--- Supplied data ---

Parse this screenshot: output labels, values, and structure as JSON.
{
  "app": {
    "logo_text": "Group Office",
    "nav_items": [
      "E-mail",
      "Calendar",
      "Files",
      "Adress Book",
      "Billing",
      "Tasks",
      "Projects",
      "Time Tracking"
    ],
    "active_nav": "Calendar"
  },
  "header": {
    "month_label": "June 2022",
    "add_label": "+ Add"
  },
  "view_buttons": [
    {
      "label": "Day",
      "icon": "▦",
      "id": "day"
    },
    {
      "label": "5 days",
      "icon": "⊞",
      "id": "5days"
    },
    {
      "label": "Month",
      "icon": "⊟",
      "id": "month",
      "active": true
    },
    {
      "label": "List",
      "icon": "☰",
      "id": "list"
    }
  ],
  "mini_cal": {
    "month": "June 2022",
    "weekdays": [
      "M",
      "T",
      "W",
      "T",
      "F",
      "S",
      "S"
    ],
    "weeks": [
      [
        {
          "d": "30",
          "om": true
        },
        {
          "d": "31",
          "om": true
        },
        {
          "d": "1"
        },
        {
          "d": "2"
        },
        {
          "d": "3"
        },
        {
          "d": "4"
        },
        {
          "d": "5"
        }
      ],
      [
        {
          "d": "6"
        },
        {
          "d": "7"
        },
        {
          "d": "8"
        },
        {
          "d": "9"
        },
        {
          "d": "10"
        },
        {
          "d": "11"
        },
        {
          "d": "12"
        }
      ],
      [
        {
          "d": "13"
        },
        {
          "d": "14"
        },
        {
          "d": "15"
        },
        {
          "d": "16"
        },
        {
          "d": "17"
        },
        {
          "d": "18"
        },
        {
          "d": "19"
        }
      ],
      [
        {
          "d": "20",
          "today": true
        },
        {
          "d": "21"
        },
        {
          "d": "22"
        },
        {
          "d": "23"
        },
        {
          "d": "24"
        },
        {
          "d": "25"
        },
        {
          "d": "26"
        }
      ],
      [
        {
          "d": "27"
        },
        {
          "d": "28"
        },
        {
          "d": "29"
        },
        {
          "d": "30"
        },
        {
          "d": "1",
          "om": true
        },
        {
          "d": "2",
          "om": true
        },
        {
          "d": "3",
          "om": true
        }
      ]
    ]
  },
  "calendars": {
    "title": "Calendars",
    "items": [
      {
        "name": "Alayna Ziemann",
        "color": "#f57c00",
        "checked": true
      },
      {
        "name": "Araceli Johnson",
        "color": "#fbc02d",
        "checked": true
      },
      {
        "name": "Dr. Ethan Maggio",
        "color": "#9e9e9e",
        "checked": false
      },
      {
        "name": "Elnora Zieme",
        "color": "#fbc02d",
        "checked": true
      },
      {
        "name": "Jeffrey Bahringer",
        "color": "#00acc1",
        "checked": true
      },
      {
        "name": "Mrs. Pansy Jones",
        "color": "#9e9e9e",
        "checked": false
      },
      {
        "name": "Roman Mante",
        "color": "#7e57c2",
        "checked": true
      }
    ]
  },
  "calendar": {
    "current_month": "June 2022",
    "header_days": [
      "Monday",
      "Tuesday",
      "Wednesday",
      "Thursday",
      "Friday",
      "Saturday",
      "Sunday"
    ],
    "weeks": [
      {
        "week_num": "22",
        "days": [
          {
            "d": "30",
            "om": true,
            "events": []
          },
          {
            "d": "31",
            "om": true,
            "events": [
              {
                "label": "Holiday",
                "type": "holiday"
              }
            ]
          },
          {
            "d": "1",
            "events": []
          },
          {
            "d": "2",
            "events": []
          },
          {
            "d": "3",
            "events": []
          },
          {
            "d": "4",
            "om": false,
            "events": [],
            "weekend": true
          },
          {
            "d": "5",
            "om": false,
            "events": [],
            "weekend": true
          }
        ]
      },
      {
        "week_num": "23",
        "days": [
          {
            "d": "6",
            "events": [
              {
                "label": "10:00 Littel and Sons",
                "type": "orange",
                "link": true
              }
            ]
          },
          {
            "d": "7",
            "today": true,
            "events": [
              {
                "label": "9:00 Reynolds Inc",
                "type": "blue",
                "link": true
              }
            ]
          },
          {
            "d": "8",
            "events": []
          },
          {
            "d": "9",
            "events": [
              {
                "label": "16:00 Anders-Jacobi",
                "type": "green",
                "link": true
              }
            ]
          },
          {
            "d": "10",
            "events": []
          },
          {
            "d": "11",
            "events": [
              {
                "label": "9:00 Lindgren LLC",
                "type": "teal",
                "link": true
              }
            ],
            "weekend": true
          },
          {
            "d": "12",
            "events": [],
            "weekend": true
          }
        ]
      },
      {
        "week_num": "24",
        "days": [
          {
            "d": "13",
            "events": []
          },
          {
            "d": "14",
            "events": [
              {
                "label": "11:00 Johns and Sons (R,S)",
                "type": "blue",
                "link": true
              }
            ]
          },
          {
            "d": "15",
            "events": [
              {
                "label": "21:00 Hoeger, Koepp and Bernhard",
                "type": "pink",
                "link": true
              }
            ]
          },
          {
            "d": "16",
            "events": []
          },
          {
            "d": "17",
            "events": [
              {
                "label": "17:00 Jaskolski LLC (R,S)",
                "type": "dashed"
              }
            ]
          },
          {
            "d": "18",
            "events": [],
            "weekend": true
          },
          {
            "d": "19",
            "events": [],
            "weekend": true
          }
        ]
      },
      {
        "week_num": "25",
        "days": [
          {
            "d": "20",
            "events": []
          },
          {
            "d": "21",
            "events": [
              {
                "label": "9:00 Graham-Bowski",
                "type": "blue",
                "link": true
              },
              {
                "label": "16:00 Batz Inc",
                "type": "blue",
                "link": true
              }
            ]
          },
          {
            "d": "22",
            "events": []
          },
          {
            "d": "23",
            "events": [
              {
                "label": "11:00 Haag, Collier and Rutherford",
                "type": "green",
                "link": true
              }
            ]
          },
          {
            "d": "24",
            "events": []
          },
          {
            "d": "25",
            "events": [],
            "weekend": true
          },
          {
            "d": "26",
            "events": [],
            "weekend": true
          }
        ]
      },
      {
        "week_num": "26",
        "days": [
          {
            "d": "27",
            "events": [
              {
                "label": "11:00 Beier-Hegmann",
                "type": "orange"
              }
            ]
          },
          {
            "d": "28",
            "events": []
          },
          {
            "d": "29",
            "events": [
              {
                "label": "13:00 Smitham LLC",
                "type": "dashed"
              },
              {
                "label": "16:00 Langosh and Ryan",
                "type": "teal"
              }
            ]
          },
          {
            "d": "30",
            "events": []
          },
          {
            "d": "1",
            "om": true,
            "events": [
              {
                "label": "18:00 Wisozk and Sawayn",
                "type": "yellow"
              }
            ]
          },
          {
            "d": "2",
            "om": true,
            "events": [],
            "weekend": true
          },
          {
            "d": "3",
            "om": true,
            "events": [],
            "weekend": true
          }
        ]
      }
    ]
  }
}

---

[Work to complete]
Scan the listing above for the word "name" and copy every line that holds it.

[Reply to the task]
        "name": "Alayna Ziemann",
        "name": "Araceli Johnson",
        "name": "Dr. Ethan Maggio",
        "name": "Elnora Zieme",
        "name": "Jeffrey Bahringer",
        "name": "Mrs. Pansy Jones",
        "name": "Roman Mante",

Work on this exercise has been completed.